• WHAT NEEDS TO BE DONE:
Pick out each line containing the string "name" and copy it.

START

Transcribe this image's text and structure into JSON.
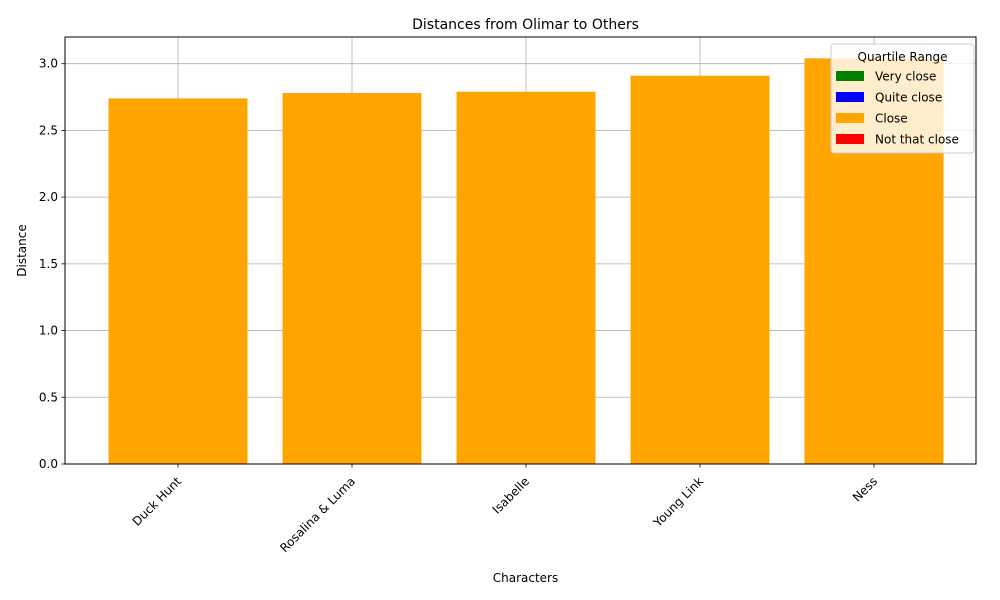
{
  "chart_data": {
    "type": "bar",
    "title": "Distances from Olimar to Others",
    "xlabel": "Characters",
    "ylabel": "Distance",
    "categories": [
      "Duck Hunt",
      "Rosalina & Luma",
      "Isabelle",
      "Young Link",
      "Ness"
    ],
    "values": [
      2.74,
      2.78,
      2.79,
      2.91,
      3.04
    ],
    "bar_colors": [
      "#ffa500",
      "#ffa500",
      "#ffa500",
      "#ffa500",
      "#ffa500"
    ],
    "ylim": [
      0,
      3.2
    ],
    "yticks": [
      "0.0",
      "0.5",
      "1.0",
      "1.5",
      "2.0",
      "2.5",
      "3.0"
    ],
    "grid": true,
    "legend": {
      "title": "Quartile Range",
      "placement": "top-right",
      "entries": [
        {
          "label": "Very close",
          "color": "#008000"
        },
        {
          "label": "Quite close",
          "color": "#0000ff"
        },
        {
          "label": "Close",
          "color": "#ffa500"
        },
        {
          "label": "Not that close",
          "color": "#ff0000"
        }
      ]
    }
  }
}
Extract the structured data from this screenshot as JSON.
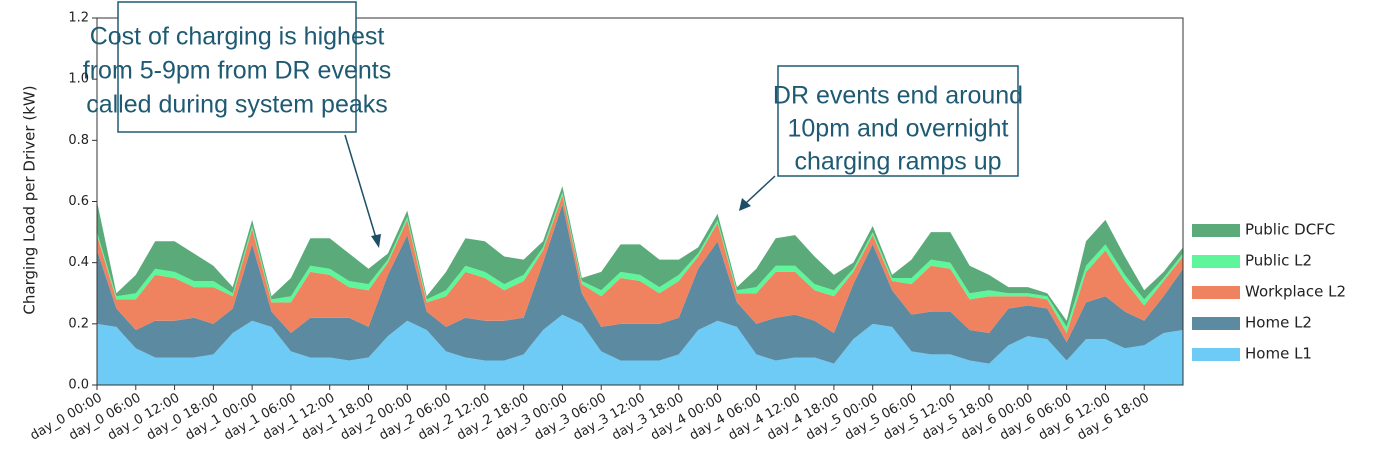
{
  "chart_data": {
    "type": "area",
    "ylabel": "Charging Load per Driver (kW)",
    "x": [
      0,
      3,
      6,
      9,
      12,
      15,
      18,
      21,
      24,
      27,
      30,
      33,
      36,
      39,
      42,
      45,
      48,
      51,
      54,
      57,
      60,
      63,
      66,
      69,
      72,
      75,
      78,
      81,
      84,
      87,
      90,
      93,
      96,
      99,
      102,
      105,
      108,
      111,
      114,
      117,
      120,
      123,
      126,
      129,
      132,
      135,
      138,
      141,
      144,
      147,
      150,
      153,
      156,
      159,
      162,
      165,
      168
    ],
    "xlim": [
      0,
      168
    ],
    "xticks": [
      {
        "value": 0,
        "label": "day_0 00:00"
      },
      {
        "value": 6,
        "label": "day_0 06:00"
      },
      {
        "value": 12,
        "label": "day_0 12:00"
      },
      {
        "value": 18,
        "label": "day_0 18:00"
      },
      {
        "value": 24,
        "label": "day_1 00:00"
      },
      {
        "value": 30,
        "label": "day_1 06:00"
      },
      {
        "value": 36,
        "label": "day_1 12:00"
      },
      {
        "value": 42,
        "label": "day_1 18:00"
      },
      {
        "value": 48,
        "label": "day_2 00:00"
      },
      {
        "value": 54,
        "label": "day_2 06:00"
      },
      {
        "value": 60,
        "label": "day_2 12:00"
      },
      {
        "value": 66,
        "label": "day_2 18:00"
      },
      {
        "value": 72,
        "label": "day_3 00:00"
      },
      {
        "value": 78,
        "label": "day_3 06:00"
      },
      {
        "value": 84,
        "label": "day_3 12:00"
      },
      {
        "value": 90,
        "label": "day_3 18:00"
      },
      {
        "value": 96,
        "label": "day_4 00:00"
      },
      {
        "value": 102,
        "label": "day_4 06:00"
      },
      {
        "value": 108,
        "label": "day_4 12:00"
      },
      {
        "value": 114,
        "label": "day_4 18:00"
      },
      {
        "value": 120,
        "label": "day_5 00:00"
      },
      {
        "value": 126,
        "label": "day_5 06:00"
      },
      {
        "value": 132,
        "label": "day_5 12:00"
      },
      {
        "value": 138,
        "label": "day_5 18:00"
      },
      {
        "value": 144,
        "label": "day_6 00:00"
      },
      {
        "value": 150,
        "label": "day_6 06:00"
      },
      {
        "value": 156,
        "label": "day_6 12:00"
      },
      {
        "value": 162,
        "label": "day_6 18:00"
      }
    ],
    "ylim": [
      0,
      1.2
    ],
    "yticks": [
      {
        "value": 0,
        "label": "0.0"
      },
      0.2,
      0.4,
      0.6,
      0.8,
      {
        "value": 1,
        "label": "1.0"
      },
      1.2
    ],
    "series": [
      {
        "name": "Home L1",
        "color": "#6ecbf5",
        "values": [
          0.2,
          0.19,
          0.12,
          0.09,
          0.09,
          0.09,
          0.1,
          0.17,
          0.21,
          0.19,
          0.11,
          0.09,
          0.09,
          0.08,
          0.09,
          0.16,
          0.21,
          0.18,
          0.11,
          0.09,
          0.08,
          0.08,
          0.1,
          0.18,
          0.23,
          0.2,
          0.11,
          0.08,
          0.08,
          0.08,
          0.1,
          0.18,
          0.21,
          0.19,
          0.1,
          0.08,
          0.09,
          0.09,
          0.07,
          0.15,
          0.2,
          0.19,
          0.11,
          0.1,
          0.1,
          0.08,
          0.07,
          0.13,
          0.16,
          0.15,
          0.08,
          0.15,
          0.15,
          0.12,
          0.13,
          0.17,
          0.18
        ]
      },
      {
        "name": "Home L2",
        "color": "#5b8aa1",
        "values": [
          0.24,
          0.06,
          0.06,
          0.12,
          0.12,
          0.13,
          0.1,
          0.08,
          0.25,
          0.05,
          0.06,
          0.13,
          0.13,
          0.14,
          0.1,
          0.2,
          0.28,
          0.06,
          0.08,
          0.13,
          0.13,
          0.13,
          0.12,
          0.22,
          0.36,
          0.1,
          0.08,
          0.12,
          0.12,
          0.12,
          0.12,
          0.2,
          0.26,
          0.08,
          0.1,
          0.14,
          0.14,
          0.12,
          0.1,
          0.18,
          0.26,
          0.12,
          0.12,
          0.14,
          0.14,
          0.1,
          0.1,
          0.12,
          0.1,
          0.1,
          0.06,
          0.12,
          0.14,
          0.12,
          0.08,
          0.12,
          0.2
        ]
      },
      {
        "name": "Workplace L2",
        "color": "#f0835f",
        "values": [
          0.05,
          0.03,
          0.1,
          0.15,
          0.14,
          0.1,
          0.12,
          0.04,
          0.05,
          0.03,
          0.1,
          0.15,
          0.14,
          0.1,
          0.12,
          0.04,
          0.05,
          0.03,
          0.1,
          0.15,
          0.14,
          0.1,
          0.12,
          0.04,
          0.03,
          0.03,
          0.1,
          0.15,
          0.14,
          0.1,
          0.12,
          0.04,
          0.06,
          0.03,
          0.1,
          0.15,
          0.14,
          0.1,
          0.12,
          0.04,
          0.03,
          0.03,
          0.1,
          0.15,
          0.14,
          0.1,
          0.12,
          0.04,
          0.03,
          0.03,
          0.03,
          0.1,
          0.15,
          0.1,
          0.05,
          0.05,
          0.04
        ]
      },
      {
        "name": "Public L2",
        "color": "#5ef59b",
        "values": [
          0.01,
          0.01,
          0.02,
          0.02,
          0.02,
          0.02,
          0.02,
          0.01,
          0.01,
          0.01,
          0.02,
          0.02,
          0.02,
          0.02,
          0.02,
          0.01,
          0.01,
          0.01,
          0.02,
          0.02,
          0.02,
          0.02,
          0.02,
          0.01,
          0.01,
          0.01,
          0.02,
          0.02,
          0.02,
          0.02,
          0.02,
          0.01,
          0.01,
          0.01,
          0.02,
          0.02,
          0.02,
          0.02,
          0.02,
          0.01,
          0.01,
          0.01,
          0.02,
          0.02,
          0.02,
          0.02,
          0.02,
          0.01,
          0.01,
          0.01,
          0.02,
          0.02,
          0.02,
          0.02,
          0.02,
          0.01,
          0.01
        ]
      },
      {
        "name": "Public DCFC",
        "color": "#5aab79",
        "values": [
          0.1,
          0.01,
          0.06,
          0.09,
          0.1,
          0.09,
          0.05,
          0.02,
          0.02,
          0.01,
          0.06,
          0.09,
          0.1,
          0.09,
          0.05,
          0.02,
          0.02,
          0.01,
          0.06,
          0.09,
          0.1,
          0.09,
          0.05,
          0.02,
          0.02,
          0.01,
          0.06,
          0.09,
          0.1,
          0.09,
          0.05,
          0.02,
          0.02,
          0.01,
          0.06,
          0.09,
          0.1,
          0.09,
          0.05,
          0.02,
          0.02,
          0.01,
          0.06,
          0.09,
          0.1,
          0.09,
          0.05,
          0.02,
          0.02,
          0.01,
          0.02,
          0.08,
          0.08,
          0.06,
          0.03,
          0.02,
          0.02
        ]
      }
    ],
    "annotations": [
      {
        "lines": [
          "Cost of charging is highest",
          "from 5-9pm from DR events",
          "called during system peaks"
        ]
      },
      {
        "lines": [
          "DR events end around",
          "10pm and overnight",
          "charging ramps up"
        ]
      }
    ]
  }
}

END

• TASK SOLUTION:
        "name": "Home L1",
        "name": "Home L2",
        "name": "Workplace L2",
        "name": "Public L2",
        "name": "Public DCFC",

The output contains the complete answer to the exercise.